### [WHAT IS ASKED]
Say how many lines contain the word "name". Only the number should be given.

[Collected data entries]
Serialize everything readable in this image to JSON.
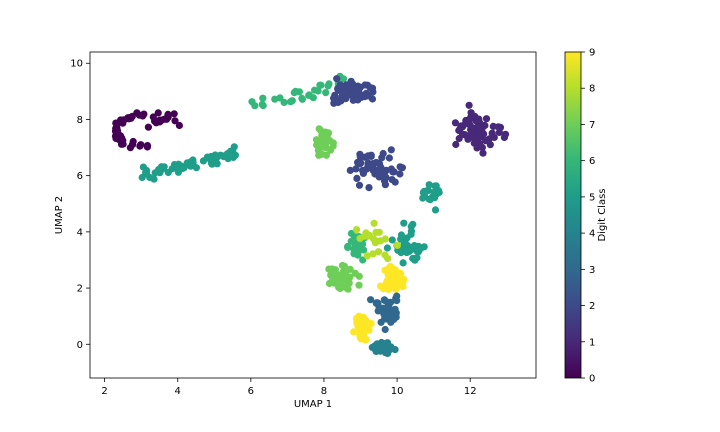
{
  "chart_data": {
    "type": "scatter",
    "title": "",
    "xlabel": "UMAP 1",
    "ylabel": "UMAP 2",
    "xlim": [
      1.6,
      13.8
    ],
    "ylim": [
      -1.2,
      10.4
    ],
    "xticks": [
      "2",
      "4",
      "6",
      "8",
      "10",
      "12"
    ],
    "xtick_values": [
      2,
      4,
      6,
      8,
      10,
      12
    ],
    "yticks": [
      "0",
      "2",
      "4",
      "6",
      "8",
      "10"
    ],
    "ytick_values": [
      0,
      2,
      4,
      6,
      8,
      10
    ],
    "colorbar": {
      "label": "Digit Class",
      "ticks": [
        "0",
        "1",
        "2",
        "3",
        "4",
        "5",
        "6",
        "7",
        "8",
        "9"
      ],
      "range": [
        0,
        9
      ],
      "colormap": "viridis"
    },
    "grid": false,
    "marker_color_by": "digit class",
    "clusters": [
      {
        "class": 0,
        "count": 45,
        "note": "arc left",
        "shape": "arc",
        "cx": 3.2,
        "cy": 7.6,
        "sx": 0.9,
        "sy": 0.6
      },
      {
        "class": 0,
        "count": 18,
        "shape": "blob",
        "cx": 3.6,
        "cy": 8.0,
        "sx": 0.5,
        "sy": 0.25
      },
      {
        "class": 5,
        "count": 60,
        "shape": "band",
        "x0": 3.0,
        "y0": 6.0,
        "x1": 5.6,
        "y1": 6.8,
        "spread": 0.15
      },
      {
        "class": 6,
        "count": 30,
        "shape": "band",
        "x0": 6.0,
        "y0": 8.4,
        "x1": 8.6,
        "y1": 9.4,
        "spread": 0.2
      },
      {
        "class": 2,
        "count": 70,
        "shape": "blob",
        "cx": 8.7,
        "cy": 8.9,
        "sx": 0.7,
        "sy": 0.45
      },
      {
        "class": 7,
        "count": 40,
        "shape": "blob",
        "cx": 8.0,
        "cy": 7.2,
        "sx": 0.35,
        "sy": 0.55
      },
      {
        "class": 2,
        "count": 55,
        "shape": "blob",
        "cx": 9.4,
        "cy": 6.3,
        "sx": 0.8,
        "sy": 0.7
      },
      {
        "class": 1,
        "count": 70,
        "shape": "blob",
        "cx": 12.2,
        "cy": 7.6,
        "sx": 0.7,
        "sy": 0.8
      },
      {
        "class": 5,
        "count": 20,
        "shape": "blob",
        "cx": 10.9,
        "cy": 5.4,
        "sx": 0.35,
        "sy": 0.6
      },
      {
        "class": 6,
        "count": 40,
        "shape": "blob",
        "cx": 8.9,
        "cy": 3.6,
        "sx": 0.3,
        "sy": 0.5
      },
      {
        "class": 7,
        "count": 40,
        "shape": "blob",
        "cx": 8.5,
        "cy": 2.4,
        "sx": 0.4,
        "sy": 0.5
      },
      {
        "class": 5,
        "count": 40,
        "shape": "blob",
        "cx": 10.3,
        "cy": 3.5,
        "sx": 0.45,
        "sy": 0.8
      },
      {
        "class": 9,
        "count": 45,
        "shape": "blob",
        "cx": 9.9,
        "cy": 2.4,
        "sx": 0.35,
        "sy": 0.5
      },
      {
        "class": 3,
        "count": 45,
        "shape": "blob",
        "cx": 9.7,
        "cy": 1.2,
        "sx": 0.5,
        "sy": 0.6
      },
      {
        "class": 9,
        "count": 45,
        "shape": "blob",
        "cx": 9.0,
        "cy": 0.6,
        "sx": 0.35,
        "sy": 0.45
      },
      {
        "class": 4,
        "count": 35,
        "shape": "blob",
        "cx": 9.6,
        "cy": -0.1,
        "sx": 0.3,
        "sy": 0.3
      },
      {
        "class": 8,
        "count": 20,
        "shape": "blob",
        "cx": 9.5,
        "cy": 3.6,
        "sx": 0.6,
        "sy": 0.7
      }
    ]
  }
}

--

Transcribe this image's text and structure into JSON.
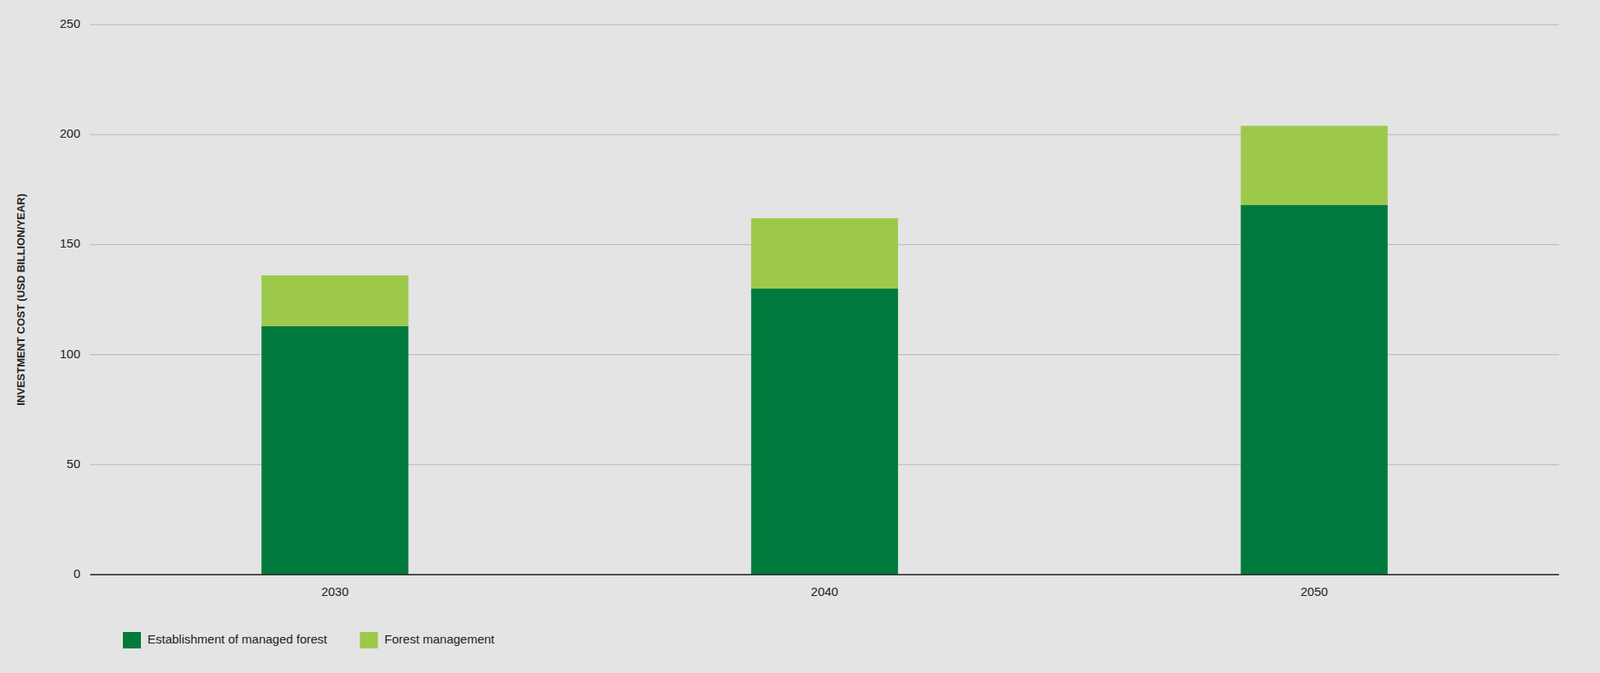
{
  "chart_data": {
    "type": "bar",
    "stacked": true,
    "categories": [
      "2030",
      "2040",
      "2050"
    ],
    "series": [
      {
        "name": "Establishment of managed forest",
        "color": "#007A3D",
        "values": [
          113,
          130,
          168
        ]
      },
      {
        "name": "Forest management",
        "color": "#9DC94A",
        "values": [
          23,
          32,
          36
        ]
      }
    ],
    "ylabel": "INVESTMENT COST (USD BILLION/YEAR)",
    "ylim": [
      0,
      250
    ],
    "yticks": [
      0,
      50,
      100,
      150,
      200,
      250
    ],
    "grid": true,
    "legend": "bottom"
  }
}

### [THE RESPONSE]
2